**WHAT NEEDS TO BE DONE:** Show every line of the records below that contains the word "grid".

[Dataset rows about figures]
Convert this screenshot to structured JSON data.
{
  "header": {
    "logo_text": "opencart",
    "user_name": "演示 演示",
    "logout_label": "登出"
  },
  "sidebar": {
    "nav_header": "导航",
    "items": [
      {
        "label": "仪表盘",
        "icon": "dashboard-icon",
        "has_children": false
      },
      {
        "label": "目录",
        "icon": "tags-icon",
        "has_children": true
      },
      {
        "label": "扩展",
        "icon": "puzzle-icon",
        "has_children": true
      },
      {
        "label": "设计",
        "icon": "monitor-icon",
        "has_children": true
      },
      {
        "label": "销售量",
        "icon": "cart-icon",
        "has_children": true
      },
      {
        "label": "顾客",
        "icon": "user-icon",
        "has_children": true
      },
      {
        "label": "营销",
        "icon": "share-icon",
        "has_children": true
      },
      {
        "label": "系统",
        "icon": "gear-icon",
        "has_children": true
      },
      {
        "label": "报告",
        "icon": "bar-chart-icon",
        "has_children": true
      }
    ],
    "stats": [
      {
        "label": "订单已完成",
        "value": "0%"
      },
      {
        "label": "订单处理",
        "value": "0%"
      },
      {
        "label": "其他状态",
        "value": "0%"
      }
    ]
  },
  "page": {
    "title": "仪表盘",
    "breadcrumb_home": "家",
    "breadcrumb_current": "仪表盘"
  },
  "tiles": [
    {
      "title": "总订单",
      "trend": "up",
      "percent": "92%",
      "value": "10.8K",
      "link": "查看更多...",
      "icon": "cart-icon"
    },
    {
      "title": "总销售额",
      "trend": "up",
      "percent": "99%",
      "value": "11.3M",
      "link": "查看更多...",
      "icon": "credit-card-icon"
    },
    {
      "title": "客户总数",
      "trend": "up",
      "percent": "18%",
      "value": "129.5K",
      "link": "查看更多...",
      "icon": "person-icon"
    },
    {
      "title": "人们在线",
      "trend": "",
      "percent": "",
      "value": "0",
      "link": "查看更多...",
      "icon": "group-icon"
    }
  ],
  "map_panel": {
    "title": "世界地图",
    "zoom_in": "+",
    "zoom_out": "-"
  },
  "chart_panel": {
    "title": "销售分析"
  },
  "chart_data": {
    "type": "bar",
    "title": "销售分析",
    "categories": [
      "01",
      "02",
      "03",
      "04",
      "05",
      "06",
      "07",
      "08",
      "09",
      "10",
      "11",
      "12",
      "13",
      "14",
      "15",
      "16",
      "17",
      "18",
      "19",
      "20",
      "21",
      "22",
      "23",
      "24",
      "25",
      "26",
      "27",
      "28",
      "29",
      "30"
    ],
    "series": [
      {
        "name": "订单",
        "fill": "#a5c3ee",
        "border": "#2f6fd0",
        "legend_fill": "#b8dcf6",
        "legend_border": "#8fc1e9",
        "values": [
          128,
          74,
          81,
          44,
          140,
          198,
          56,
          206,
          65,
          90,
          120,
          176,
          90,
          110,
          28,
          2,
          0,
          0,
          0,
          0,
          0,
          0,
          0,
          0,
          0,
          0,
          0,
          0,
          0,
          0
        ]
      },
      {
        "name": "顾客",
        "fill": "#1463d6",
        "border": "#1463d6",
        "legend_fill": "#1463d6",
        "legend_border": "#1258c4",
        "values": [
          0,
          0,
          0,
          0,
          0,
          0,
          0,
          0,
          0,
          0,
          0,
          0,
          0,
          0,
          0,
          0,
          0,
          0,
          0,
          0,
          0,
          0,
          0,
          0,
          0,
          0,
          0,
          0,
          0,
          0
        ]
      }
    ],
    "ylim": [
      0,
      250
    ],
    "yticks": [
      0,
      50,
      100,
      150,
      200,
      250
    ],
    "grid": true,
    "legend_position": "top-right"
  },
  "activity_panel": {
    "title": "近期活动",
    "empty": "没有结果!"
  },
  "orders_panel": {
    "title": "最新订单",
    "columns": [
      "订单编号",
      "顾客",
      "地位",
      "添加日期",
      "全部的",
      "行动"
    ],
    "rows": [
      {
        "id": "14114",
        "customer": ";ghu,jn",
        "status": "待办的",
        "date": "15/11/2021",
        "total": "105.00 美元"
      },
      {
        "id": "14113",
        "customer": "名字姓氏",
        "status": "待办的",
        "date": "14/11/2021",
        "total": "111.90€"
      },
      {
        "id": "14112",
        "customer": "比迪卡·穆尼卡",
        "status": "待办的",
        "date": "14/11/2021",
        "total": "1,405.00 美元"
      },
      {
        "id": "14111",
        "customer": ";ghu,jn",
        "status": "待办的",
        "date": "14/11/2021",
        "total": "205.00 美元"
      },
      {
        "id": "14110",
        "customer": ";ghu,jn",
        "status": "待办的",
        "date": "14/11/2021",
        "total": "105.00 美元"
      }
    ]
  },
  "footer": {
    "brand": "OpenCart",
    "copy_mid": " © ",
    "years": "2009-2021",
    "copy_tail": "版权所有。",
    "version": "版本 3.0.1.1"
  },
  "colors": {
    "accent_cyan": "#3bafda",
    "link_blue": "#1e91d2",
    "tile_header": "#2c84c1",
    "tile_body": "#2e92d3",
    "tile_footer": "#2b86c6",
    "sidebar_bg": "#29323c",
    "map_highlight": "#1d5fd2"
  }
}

...

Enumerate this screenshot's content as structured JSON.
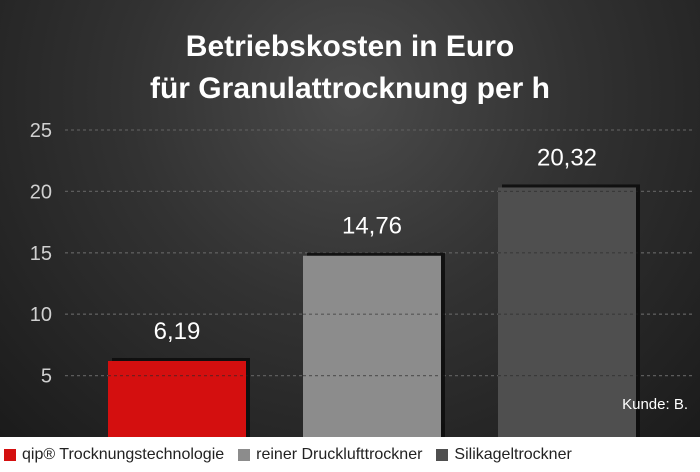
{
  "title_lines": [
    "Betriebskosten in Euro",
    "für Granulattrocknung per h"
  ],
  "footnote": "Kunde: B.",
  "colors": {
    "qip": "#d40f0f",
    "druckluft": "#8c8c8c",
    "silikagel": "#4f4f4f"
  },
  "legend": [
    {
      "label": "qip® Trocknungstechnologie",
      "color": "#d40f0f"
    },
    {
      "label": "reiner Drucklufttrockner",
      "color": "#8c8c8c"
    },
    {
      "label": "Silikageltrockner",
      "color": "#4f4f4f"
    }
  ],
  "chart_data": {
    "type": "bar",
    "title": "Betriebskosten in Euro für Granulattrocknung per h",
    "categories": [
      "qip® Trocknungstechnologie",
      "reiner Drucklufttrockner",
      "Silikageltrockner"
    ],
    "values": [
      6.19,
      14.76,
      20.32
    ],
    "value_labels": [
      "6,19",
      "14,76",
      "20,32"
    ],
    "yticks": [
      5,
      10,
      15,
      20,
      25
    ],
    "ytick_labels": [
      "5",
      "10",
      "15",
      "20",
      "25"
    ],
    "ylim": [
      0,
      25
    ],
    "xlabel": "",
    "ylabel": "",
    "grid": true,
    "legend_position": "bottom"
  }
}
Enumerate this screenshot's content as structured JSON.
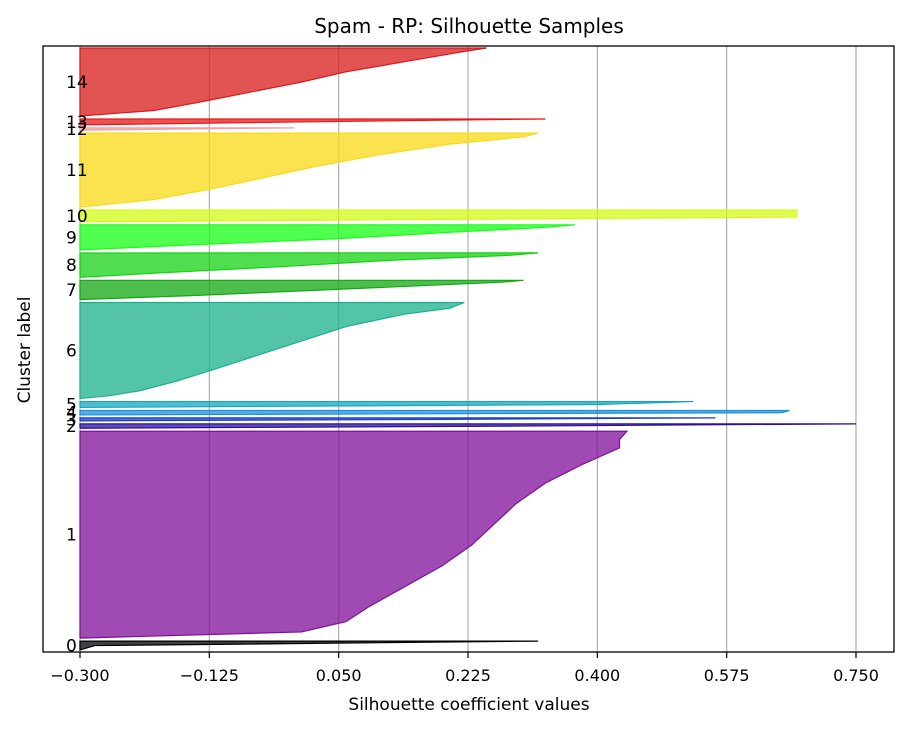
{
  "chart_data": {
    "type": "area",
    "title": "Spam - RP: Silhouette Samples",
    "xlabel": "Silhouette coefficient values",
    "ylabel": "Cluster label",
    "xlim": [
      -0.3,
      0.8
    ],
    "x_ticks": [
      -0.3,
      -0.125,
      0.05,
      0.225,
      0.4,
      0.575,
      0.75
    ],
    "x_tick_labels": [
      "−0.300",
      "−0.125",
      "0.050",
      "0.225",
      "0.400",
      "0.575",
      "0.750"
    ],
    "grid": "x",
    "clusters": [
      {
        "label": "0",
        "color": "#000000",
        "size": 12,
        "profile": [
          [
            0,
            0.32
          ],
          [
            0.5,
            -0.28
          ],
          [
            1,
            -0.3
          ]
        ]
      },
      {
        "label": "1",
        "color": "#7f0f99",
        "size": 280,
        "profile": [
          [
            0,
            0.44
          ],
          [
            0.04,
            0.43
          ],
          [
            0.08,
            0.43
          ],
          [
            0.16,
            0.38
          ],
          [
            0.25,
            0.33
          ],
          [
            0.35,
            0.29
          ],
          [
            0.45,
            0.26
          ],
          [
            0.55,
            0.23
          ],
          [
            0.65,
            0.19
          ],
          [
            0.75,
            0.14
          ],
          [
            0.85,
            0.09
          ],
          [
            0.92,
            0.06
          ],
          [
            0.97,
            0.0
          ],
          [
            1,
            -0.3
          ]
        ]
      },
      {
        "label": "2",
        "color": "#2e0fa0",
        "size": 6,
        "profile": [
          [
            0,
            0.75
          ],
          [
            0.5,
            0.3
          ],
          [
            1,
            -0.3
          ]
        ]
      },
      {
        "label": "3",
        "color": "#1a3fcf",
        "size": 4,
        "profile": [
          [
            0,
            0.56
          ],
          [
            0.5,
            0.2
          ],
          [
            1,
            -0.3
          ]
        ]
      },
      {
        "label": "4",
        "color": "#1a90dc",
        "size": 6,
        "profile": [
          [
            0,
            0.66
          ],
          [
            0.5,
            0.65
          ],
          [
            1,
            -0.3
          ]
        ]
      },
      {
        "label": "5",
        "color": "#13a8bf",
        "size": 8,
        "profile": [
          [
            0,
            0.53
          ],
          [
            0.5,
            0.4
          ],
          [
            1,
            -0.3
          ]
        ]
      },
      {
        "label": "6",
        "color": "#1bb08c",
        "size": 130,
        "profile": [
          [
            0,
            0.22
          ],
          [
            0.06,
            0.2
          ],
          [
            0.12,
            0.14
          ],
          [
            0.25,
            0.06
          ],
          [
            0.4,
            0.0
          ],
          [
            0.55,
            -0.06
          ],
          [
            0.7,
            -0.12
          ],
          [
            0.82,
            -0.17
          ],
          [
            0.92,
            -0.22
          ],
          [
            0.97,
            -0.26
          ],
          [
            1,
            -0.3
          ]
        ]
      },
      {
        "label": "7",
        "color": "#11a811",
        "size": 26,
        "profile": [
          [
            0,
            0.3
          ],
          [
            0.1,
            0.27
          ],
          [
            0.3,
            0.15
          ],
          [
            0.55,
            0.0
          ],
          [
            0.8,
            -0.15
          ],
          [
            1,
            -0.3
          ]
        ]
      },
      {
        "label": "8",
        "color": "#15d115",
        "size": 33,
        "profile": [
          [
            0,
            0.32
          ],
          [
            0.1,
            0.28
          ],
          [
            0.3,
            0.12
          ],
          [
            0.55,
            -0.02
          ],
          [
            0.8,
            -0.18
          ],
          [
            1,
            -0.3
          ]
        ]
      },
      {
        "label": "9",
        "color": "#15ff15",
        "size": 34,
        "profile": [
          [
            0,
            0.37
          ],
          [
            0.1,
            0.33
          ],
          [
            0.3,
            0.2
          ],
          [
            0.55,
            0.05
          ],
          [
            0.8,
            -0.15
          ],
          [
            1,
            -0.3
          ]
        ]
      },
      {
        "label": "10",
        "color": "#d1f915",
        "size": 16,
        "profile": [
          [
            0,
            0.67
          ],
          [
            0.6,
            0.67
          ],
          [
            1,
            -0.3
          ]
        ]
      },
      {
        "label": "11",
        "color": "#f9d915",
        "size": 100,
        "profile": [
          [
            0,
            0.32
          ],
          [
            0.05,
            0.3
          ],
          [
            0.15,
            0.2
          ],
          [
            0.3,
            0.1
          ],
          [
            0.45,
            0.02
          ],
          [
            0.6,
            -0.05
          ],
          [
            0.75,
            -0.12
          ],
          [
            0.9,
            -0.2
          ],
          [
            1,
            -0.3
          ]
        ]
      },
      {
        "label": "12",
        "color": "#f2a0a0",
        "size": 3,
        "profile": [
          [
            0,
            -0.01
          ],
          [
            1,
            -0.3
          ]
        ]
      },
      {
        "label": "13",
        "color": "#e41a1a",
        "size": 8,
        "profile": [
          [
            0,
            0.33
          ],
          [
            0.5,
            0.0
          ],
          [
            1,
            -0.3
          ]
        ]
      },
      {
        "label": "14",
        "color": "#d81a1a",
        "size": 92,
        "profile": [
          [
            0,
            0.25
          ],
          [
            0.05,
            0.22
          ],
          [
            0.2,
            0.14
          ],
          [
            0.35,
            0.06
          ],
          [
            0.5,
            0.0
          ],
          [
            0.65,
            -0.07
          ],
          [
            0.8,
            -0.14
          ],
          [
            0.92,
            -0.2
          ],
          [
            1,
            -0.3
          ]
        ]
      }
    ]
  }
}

==

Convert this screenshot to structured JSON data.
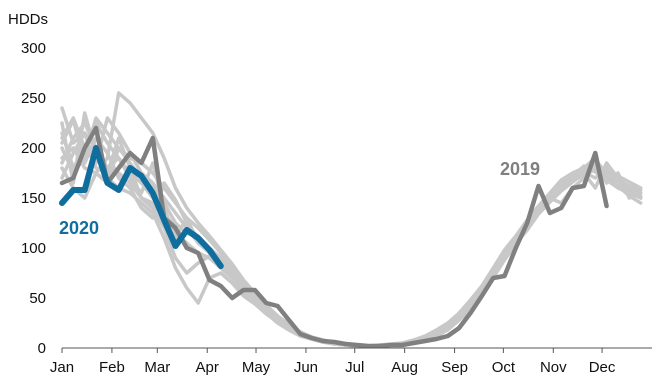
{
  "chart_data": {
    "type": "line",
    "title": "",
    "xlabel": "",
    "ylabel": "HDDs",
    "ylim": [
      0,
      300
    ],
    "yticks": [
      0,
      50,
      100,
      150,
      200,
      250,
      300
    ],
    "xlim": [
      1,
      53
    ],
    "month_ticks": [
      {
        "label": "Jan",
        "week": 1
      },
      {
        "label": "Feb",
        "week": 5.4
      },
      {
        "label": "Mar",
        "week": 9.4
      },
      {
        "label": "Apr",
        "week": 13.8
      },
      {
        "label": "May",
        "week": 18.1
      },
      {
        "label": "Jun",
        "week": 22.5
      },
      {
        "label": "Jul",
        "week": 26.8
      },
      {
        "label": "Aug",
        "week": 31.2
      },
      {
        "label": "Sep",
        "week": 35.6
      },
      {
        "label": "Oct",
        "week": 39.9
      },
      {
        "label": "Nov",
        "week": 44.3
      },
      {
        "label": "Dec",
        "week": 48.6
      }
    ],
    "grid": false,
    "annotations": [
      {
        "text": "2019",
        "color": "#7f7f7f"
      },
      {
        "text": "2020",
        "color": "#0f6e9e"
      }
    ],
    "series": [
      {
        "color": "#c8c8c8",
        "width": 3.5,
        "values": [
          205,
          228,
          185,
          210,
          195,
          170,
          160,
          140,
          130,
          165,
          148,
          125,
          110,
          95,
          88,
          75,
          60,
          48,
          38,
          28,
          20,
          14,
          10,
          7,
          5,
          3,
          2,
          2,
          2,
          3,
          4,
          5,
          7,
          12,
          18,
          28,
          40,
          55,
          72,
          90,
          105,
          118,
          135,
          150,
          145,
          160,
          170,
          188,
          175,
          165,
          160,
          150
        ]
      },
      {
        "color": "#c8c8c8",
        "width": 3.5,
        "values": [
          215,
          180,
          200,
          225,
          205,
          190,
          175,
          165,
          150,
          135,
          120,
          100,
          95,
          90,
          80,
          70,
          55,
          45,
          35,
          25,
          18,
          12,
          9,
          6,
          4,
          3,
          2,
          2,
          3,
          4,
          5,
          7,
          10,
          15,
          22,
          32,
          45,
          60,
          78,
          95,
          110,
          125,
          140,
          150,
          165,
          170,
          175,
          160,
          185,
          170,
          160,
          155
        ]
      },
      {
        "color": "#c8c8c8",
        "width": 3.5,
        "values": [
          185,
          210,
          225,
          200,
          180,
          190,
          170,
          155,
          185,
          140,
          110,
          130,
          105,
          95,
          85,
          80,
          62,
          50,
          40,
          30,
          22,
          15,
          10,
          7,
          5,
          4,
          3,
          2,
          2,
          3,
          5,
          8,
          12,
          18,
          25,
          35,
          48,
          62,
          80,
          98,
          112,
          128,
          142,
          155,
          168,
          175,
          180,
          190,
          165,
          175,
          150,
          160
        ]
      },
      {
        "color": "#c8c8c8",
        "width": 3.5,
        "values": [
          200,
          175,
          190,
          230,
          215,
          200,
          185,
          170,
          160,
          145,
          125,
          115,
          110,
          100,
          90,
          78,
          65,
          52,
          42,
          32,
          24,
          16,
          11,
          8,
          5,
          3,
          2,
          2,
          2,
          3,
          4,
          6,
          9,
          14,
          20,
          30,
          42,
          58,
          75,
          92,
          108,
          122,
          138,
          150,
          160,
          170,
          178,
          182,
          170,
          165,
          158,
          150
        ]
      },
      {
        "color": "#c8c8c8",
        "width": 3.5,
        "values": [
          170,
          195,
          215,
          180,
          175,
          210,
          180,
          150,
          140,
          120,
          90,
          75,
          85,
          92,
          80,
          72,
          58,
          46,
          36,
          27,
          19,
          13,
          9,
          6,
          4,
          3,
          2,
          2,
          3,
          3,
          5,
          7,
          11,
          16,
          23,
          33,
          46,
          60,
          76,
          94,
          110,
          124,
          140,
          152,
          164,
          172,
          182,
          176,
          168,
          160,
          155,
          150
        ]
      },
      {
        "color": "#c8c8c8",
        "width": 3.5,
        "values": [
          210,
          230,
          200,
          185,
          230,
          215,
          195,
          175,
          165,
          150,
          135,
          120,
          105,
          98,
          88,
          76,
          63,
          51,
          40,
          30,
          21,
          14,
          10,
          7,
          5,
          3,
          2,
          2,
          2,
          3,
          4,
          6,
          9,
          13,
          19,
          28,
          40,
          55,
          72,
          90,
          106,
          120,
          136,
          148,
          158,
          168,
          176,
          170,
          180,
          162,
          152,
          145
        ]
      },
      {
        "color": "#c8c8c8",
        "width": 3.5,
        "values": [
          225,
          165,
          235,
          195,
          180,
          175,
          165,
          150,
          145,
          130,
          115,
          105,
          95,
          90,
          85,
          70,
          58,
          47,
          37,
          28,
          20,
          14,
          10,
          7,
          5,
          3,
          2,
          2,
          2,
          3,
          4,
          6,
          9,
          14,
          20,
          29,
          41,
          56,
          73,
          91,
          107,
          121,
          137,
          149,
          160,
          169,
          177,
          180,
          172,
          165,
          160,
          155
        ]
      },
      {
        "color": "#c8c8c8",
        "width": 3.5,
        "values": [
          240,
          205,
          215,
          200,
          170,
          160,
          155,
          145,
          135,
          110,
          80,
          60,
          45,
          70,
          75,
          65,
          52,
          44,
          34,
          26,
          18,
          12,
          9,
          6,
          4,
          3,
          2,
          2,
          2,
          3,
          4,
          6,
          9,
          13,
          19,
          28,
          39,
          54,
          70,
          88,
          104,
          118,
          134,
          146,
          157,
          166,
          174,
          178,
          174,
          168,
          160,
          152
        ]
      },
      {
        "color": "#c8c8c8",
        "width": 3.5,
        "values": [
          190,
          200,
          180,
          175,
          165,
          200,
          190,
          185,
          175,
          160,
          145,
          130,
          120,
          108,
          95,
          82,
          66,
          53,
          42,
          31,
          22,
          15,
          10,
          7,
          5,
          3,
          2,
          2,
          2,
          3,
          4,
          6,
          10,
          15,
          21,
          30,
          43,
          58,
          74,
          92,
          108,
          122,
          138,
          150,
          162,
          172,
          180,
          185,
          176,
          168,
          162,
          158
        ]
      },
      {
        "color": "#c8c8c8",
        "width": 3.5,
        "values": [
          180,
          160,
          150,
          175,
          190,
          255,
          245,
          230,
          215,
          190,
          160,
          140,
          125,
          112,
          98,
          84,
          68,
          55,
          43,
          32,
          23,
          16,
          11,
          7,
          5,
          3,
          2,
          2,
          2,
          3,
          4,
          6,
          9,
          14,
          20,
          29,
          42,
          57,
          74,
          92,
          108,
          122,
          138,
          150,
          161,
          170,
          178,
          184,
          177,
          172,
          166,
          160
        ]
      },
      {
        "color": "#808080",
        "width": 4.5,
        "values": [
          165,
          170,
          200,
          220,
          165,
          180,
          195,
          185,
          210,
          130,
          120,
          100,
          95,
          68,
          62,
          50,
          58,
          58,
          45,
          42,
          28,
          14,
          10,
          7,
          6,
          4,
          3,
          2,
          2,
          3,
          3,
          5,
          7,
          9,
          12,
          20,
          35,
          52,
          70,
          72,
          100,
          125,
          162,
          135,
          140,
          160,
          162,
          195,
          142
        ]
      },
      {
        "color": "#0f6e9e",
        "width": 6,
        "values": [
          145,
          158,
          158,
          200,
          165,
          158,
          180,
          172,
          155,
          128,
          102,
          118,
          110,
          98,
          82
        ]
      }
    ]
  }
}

**EXPECTED ANSWER:**
    "grid": true,
    "grid": true,
    "grid": "x",
    "grid": false,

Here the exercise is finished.